- [Directive] Every entry that follows should be reproduced exactly.

start Task inputs

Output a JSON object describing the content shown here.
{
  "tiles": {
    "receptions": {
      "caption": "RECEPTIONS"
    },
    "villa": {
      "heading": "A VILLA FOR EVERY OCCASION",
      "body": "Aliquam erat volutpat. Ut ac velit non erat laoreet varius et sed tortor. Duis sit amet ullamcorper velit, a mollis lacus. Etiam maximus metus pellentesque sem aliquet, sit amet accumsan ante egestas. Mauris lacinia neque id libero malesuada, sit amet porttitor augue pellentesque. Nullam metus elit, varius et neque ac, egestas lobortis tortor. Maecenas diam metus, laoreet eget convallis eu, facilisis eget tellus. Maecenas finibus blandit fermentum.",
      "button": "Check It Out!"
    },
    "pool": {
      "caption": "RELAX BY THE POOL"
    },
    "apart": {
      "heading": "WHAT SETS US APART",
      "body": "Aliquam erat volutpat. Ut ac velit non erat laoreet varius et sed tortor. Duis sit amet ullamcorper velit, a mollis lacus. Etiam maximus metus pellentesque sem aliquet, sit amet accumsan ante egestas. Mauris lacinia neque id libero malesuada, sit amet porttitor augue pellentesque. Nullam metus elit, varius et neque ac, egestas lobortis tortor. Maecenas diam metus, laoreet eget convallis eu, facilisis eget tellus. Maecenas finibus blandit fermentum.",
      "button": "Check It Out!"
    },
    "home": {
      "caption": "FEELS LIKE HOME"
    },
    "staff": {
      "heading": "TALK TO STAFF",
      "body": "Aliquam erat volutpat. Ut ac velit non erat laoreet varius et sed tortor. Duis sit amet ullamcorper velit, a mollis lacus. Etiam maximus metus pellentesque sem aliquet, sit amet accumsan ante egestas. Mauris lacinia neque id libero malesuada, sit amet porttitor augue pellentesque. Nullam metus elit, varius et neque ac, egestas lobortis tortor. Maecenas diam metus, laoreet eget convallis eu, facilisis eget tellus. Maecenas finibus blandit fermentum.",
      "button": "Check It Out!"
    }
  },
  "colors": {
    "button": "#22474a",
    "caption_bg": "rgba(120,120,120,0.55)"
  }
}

end Task inputs

- [Reply to the task]
Output a JSON object describing the content shown here.
{
  "tiles": {
    "receptions": {
      "caption": "RECEPTIONS"
    },
    "villa": {
      "heading": "A VILLA FOR EVERY OCCASION",
      "body": "Aliquam erat volutpat. Ut ac velit non erat laoreet varius et sed tortor. Duis sit amet ullamcorper velit, a mollis lacus. Etiam maximus metus pellentesque sem aliquet, sit amet accumsan ante egestas. Mauris lacinia neque id libero malesuada, sit amet porttitor augue pellentesque. Nullam metus elit, varius et neque ac, egestas lobortis tortor. Maecenas diam metus, laoreet eget convallis eu, facilisis eget tellus. Maecenas finibus blandit fermentum.",
      "button": "Check It Out!"
    },
    "pool": {
      "caption": "RELAX BY THE POOL"
    },
    "apart": {
      "heading": "WHAT SETS US APART",
      "body": "Aliquam erat volutpat. Ut ac velit non erat laoreet varius et sed tortor. Duis sit amet ullamcorper velit, a mollis lacus. Etiam maximus metus pellentesque sem aliquet, sit amet accumsan ante egestas. Mauris lacinia neque id libero malesuada, sit amet porttitor augue pellentesque. Nullam metus elit, varius et neque ac, egestas lobortis tortor. Maecenas diam metus, laoreet eget convallis eu, facilisis eget tellus. Maecenas finibus blandit fermentum.",
      "button": "Check It Out!"
    },
    "home": {
      "caption": "FEELS LIKE HOME"
    },
    "staff": {
      "heading": "TALK TO STAFF",
      "body": "Aliquam erat volutpat. Ut ac velit non erat laoreet varius et sed tortor. Duis sit amet ullamcorper velit, a mollis lacus. Etiam maximus metus pellentesque sem aliquet, sit amet accumsan ante egestas. Mauris lacinia neque id libero malesuada, sit amet porttitor augue pellentesque. Nullam metus elit, varius et neque ac, egestas lobortis tortor. Maecenas diam metus, laoreet eget convallis eu, facilisis eget tellus. Maecenas finibus blandit fermentum.",
      "button": "Check It Out!"
    }
  },
  "colors": {
    "button": "#22474a",
    "caption_bg": "rgba(120,120,120,0.55)"
  }
}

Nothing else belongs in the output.